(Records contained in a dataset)
══════
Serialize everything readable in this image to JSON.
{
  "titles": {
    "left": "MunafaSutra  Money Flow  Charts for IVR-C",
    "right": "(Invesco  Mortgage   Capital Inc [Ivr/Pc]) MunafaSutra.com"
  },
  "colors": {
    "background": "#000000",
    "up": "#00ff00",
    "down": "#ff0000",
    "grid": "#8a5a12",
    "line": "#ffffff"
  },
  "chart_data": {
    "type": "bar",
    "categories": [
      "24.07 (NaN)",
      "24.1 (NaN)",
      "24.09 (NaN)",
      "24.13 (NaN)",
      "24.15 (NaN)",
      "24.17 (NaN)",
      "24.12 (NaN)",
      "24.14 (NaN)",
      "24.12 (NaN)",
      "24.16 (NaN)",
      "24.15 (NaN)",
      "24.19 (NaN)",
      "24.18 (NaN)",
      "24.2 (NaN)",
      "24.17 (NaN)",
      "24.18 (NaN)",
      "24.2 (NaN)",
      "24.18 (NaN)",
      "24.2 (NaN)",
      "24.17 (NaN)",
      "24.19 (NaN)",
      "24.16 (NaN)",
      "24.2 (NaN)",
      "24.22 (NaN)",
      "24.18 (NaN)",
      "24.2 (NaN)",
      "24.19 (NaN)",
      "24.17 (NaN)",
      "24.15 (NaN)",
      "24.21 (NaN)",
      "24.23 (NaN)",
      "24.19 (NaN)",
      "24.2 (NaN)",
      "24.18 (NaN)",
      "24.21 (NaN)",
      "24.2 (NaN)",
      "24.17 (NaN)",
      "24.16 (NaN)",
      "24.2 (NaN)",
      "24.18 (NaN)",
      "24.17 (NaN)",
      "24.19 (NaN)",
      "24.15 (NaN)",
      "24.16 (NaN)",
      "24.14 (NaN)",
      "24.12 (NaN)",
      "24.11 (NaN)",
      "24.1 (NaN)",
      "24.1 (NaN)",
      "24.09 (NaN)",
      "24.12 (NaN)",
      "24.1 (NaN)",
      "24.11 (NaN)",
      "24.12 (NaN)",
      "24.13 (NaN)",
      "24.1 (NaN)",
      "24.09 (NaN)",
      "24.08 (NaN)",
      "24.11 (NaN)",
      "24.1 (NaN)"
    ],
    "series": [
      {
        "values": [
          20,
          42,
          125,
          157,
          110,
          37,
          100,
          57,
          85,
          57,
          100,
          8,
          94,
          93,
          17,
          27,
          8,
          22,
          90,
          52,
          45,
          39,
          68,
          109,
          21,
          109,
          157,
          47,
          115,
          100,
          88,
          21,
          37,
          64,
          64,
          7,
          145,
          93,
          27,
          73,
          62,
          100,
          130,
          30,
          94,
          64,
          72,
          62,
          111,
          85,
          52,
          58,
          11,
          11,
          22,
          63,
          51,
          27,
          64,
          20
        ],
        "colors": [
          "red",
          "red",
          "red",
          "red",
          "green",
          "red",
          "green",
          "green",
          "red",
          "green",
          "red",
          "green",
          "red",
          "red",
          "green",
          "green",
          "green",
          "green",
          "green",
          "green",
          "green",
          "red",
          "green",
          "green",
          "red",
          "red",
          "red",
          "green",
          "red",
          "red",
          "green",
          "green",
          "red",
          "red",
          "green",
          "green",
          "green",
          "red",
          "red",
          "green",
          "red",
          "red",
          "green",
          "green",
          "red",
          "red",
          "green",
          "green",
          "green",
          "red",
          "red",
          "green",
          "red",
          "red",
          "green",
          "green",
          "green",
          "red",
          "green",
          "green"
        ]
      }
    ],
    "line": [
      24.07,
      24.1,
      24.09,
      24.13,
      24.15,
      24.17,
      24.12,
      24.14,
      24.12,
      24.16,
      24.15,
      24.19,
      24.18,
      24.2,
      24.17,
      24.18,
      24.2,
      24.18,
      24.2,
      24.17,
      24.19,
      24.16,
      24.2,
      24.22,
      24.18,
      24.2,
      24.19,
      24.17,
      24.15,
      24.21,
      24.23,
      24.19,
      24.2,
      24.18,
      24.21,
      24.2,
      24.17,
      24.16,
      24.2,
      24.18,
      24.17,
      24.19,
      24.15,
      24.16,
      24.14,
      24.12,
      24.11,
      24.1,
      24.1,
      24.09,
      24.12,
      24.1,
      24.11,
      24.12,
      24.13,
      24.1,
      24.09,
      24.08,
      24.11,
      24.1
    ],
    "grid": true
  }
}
══════
> [Do this]: Your task is to print the whole listing again exactly.

> [Complete answer]:
Serialize everything readable in this image to JSON.
{
  "titles": {
    "left": "MunafaSutra  Money Flow  Charts for IVR-C",
    "right": "(Invesco  Mortgage   Capital Inc [Ivr/Pc]) MunafaSutra.com"
  },
  "colors": {
    "background": "#000000",
    "up": "#00ff00",
    "down": "#ff0000",
    "grid": "#8a5a12",
    "line": "#ffffff"
  },
  "chart_data": {
    "type": "bar",
    "categories": [
      "24.07 (NaN)",
      "24.1 (NaN)",
      "24.09 (NaN)",
      "24.13 (NaN)",
      "24.15 (NaN)",
      "24.17 (NaN)",
      "24.12 (NaN)",
      "24.14 (NaN)",
      "24.12 (NaN)",
      "24.16 (NaN)",
      "24.15 (NaN)",
      "24.19 (NaN)",
      "24.18 (NaN)",
      "24.2 (NaN)",
      "24.17 (NaN)",
      "24.18 (NaN)",
      "24.2 (NaN)",
      "24.18 (NaN)",
      "24.2 (NaN)",
      "24.17 (NaN)",
      "24.19 (NaN)",
      "24.16 (NaN)",
      "24.2 (NaN)",
      "24.22 (NaN)",
      "24.18 (NaN)",
      "24.2 (NaN)",
      "24.19 (NaN)",
      "24.17 (NaN)",
      "24.15 (NaN)",
      "24.21 (NaN)",
      "24.23 (NaN)",
      "24.19 (NaN)",
      "24.2 (NaN)",
      "24.18 (NaN)",
      "24.21 (NaN)",
      "24.2 (NaN)",
      "24.17 (NaN)",
      "24.16 (NaN)",
      "24.2 (NaN)",
      "24.18 (NaN)",
      "24.17 (NaN)",
      "24.19 (NaN)",
      "24.15 (NaN)",
      "24.16 (NaN)",
      "24.14 (NaN)",
      "24.12 (NaN)",
      "24.11 (NaN)",
      "24.1 (NaN)",
      "24.1 (NaN)",
      "24.09 (NaN)",
      "24.12 (NaN)",
      "24.1 (NaN)",
      "24.11 (NaN)",
      "24.12 (NaN)",
      "24.13 (NaN)",
      "24.1 (NaN)",
      "24.09 (NaN)",
      "24.08 (NaN)",
      "24.11 (NaN)",
      "24.1 (NaN)"
    ],
    "series": [
      {
        "values": [
          20,
          42,
          125,
          157,
          110,
          37,
          100,
          57,
          85,
          57,
          100,
          8,
          94,
          93,
          17,
          27,
          8,
          22,
          90,
          52,
          45,
          39,
          68,
          109,
          21,
          109,
          157,
          47,
          115,
          100,
          88,
          21,
          37,
          64,
          64,
          7,
          145,
          93,
          27,
          73,
          62,
          100,
          130,
          30,
          94,
          64,
          72,
          62,
          111,
          85,
          52,
          58,
          11,
          11,
          22,
          63,
          51,
          27,
          64,
          20
        ],
        "colors": [
          "red",
          "red",
          "red",
          "red",
          "green",
          "red",
          "green",
          "green",
          "red",
          "green",
          "red",
          "green",
          "red",
          "red",
          "green",
          "green",
          "green",
          "green",
          "green",
          "green",
          "green",
          "red",
          "green",
          "green",
          "red",
          "red",
          "red",
          "green",
          "red",
          "red",
          "green",
          "green",
          "red",
          "red",
          "green",
          "green",
          "green",
          "red",
          "red",
          "green",
          "red",
          "red",
          "green",
          "green",
          "red",
          "red",
          "green",
          "green",
          "green",
          "red",
          "red",
          "green",
          "red",
          "red",
          "green",
          "green",
          "green",
          "red",
          "green",
          "green"
        ]
      }
    ],
    "line": [
      24.07,
      24.1,
      24.09,
      24.13,
      24.15,
      24.17,
      24.12,
      24.14,
      24.12,
      24.16,
      24.15,
      24.19,
      24.18,
      24.2,
      24.17,
      24.18,
      24.2,
      24.18,
      24.2,
      24.17,
      24.19,
      24.16,
      24.2,
      24.22,
      24.18,
      24.2,
      24.19,
      24.17,
      24.15,
      24.21,
      24.23,
      24.19,
      24.2,
      24.18,
      24.21,
      24.2,
      24.17,
      24.16,
      24.2,
      24.18,
      24.17,
      24.19,
      24.15,
      24.16,
      24.14,
      24.12,
      24.11,
      24.1,
      24.1,
      24.09,
      24.12,
      24.1,
      24.11,
      24.12,
      24.13,
      24.1,
      24.09,
      24.08,
      24.11,
      24.1
    ],
    "grid": true
  }
}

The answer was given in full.